**TASK OBJECTIVE:** Repeat each line of the material below exactly as it appears, minus any pictures.

####################

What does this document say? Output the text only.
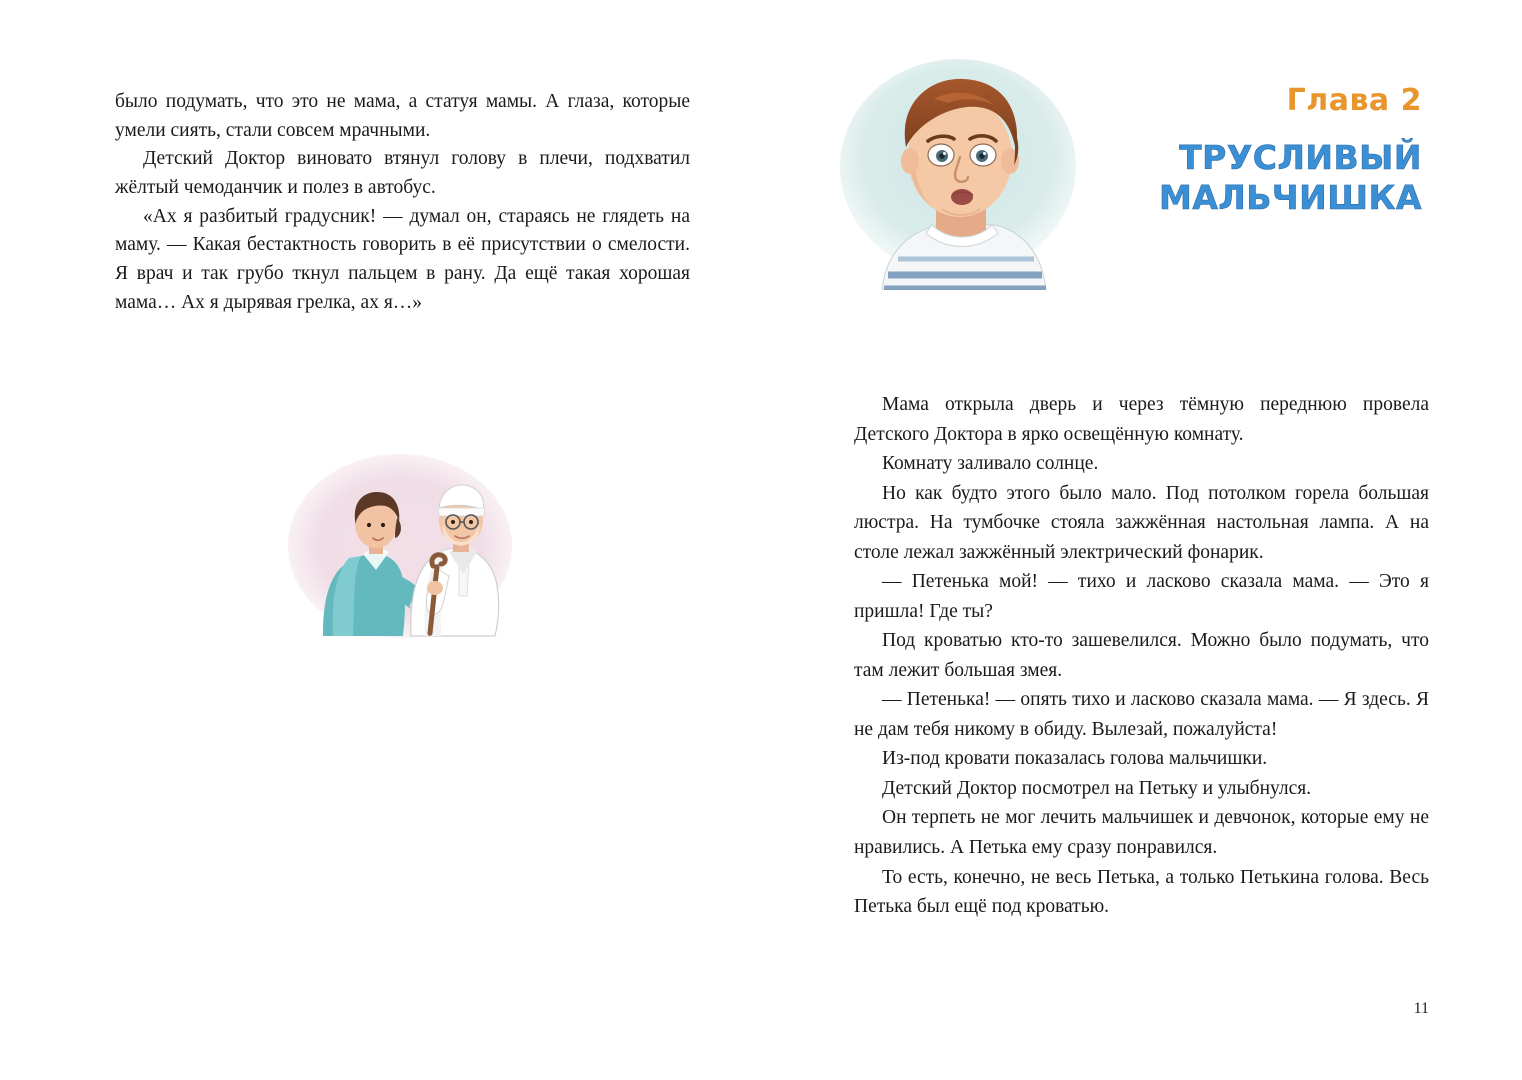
было подумать, что это не мама, а статуя мамы. А глаза, которые умели сиять, стали совсем мрачными.

Детский Доктор виновато втянул голову в плечи, подхватил жёлтый чемоданчик и полез в автобус.

«Ах я разбитый градусник! — думал он, стараясь не глядеть на маму. — Какая бестактность говорить в её присутствии о смелости. Я врач и так грубо ткнул пальцем в рану. Да ещё такая хорошая мама… Ах я дырявая грелка, ах я…»

Глава 2
ТРУСЛИВЫЙ МАЛЬЧИШКА

Мама открыла дверь и через тёмную переднюю провела Детского Доктора в ярко освещённую комнату.

Комнату заливало солнце.

Но как будто этого было мало. Под потолком горела большая люстра. На тумбочке стояла зажжённая настольная лампа. А на столе лежал зажжённый электрический фонарик.

— Петенька мой! — тихо и ласково сказала мама. — Это я пришла! Где ты?

Под кроватью кто-то зашевелился. Можно было подумать, что там лежит большая змея.

— Петенька! — опять тихо и ласково сказала мама. — Я здесь. Я не дам тебя никому в обиду. Вылезай, пожалуйста!

Из-под кровати показалась голова мальчишки.

Детский Доктор посмотрел на Петьку и улыбнулся.

Он терпеть не мог лечить мальчишек и девчонок, которые ему не нравились. А Петька ему сразу понравился.

То есть, конечно, не весь Петька, а только Петькина голова. Весь Петька был ещё под кроватью.

11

####################

**RESPONSE TO THIS TASK:**
What does this document say? Output the text only.
было подумать, что это не мама, а статуя мамы. А глаза, которые умели сиять, стали совсем мрачными.

Детский Доктор виновато втянул голову в плечи, подхватил жёлтый чемоданчик и полез в автобус.

«Ах я разбитый градусник! — думал он, стараясь не глядеть на маму. — Какая бестактность говорить в её присутствии о смелости. Я врач и так грубо ткнул пальцем в рану. Да ещё такая хорошая мама… Ах я дырявая грелка, ах я…»

Глава 2
ТРУСЛИВЫЙ МАЛЬЧИШКА

Мама открыла дверь и через тёмную переднюю провела Детского Доктора в ярко освещённую комнату.

Комнату заливало солнце.

Но как будто этого было мало. Под потолком горела большая люстра. На тумбочке стояла зажжённая настольная лампа. А на столе лежал зажжённый электрический фонарик.

— Петенька мой! — тихо и ласково сказала мама. — Это я пришла! Где ты?

Под кроватью кто-то зашевелился. Можно было подумать, что там лежит большая змея.

— Петенька! — опять тихо и ласково сказала мама. — Я здесь. Я не дам тебя никому в обиду. Вылезай, пожалуйста!

Из-под кровати показалась голова мальчишки.

Детский Доктор посмотрел на Петьку и улыбнулся.

Он терпеть не мог лечить мальчишек и девчонок, которые ему не нравились. А Петька ему сразу понравился.

То есть, конечно, не весь Петька, а только Петькина голова. Весь Петька был ещё под кроватью.

11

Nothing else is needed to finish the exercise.